[Dataset excerpt]
+ + + + + + +

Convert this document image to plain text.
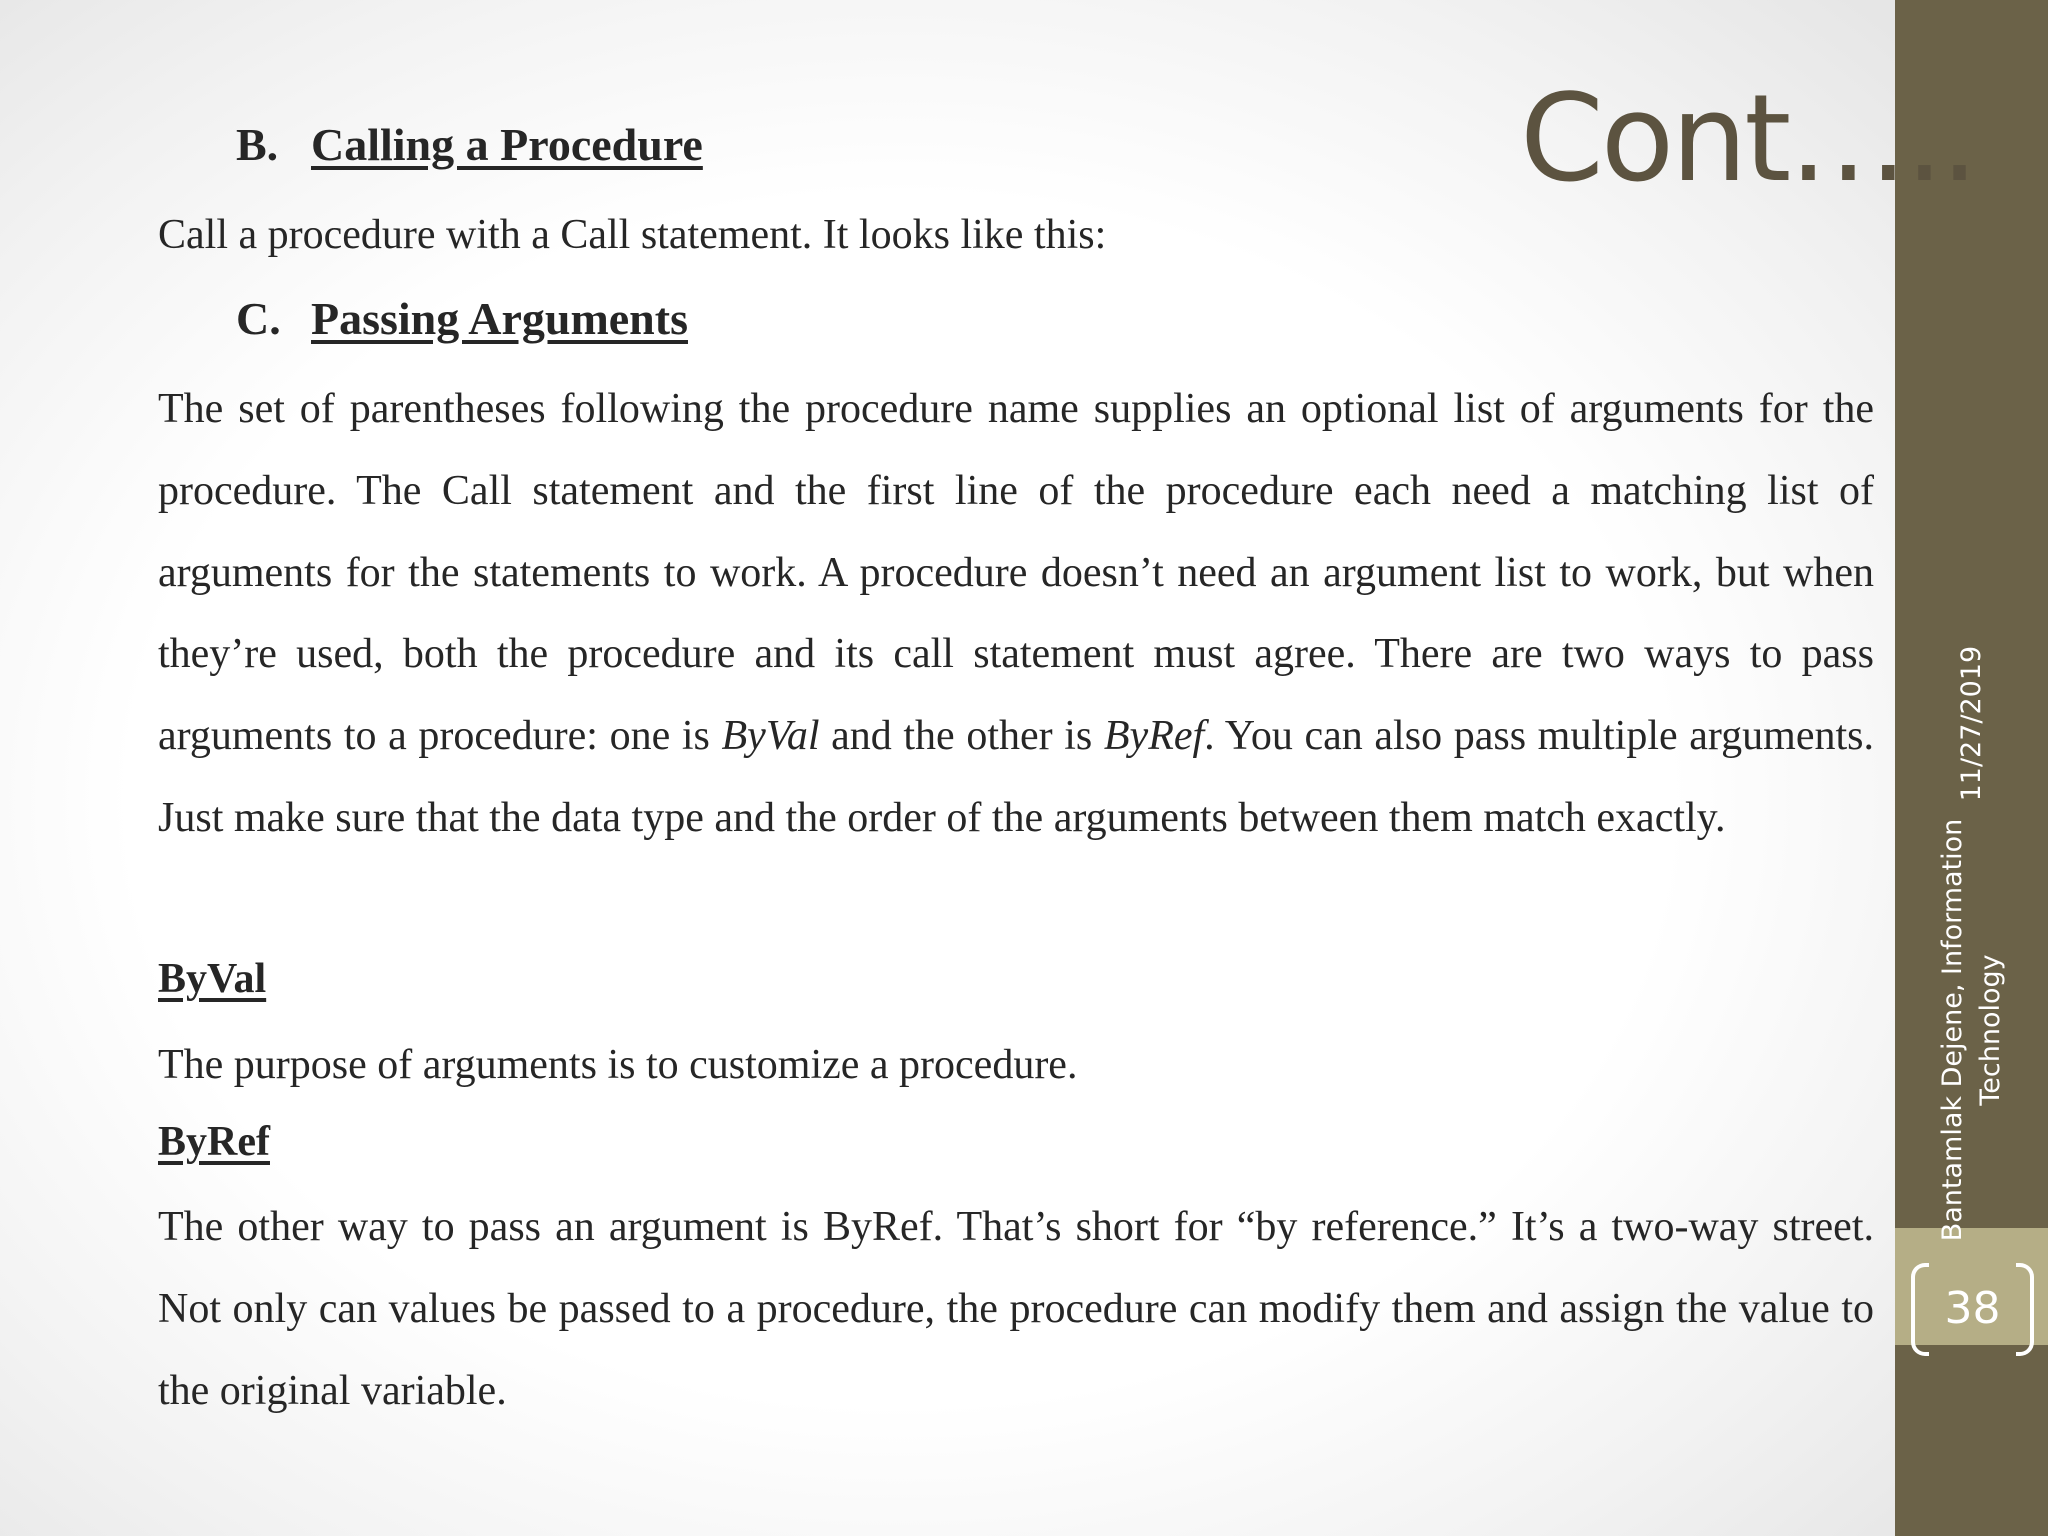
38
Bantamlak Dejene, Information Technology 11/27/2019
Cont…..
B. Calling a Procedure
Call a procedure with a Call statement. It looks like this:
C. Passing Arguments
The set of parentheses following the procedure name supplies an optional list of arguments for the procedure. The Call statement and the first line of the procedure each need a matching list of arguments for the statements to work. A procedure doesn’t need an argument list to work, but when they’re used, both the procedure and its call statement must agree. There are two ways to pass arguments to a procedure: one is ByVal and the other is ByRef. You can also pass multiple arguments. Just make sure that the data type and the order of the arguments between them match exactly.
ByVal
The purpose of arguments is to customize a procedure.
ByRef
The other way to pass an argument is ByRef. That’s short for “by reference.” It’s a two-way street. Not only can values be passed to a procedure, the procedure can modify them and assign the value to the original variable.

+ + + + + + +

Print all of the entries word for word. Omit the pictures they contain.

• Worked solution:
Convert this document image to plain text.
38
Bantamlak Dejene, Information Technology 11/27/2019
Cont…..
B. Calling a Procedure
Call a procedure with a Call statement. It looks like this:
C. Passing Arguments
The set of parentheses following the procedure name supplies an optional list of arguments for the procedure. The Call statement and the first line of the procedure each need a matching list of arguments for the statements to work. A procedure doesn’t need an argument list to work, but when they’re used, both the procedure and its call statement must agree. There are two ways to pass arguments to a procedure: one is ByVal and the other is ByRef. You can also pass multiple arguments. Just make sure that the data type and the order of the arguments between them match exactly.
ByVal
The purpose of arguments is to customize a procedure.
ByRef
The other way to pass an argument is ByRef. That’s short for “by reference.” It’s a two-way street. Not only can values be passed to a procedure, the procedure can modify them and assign the value to the original variable.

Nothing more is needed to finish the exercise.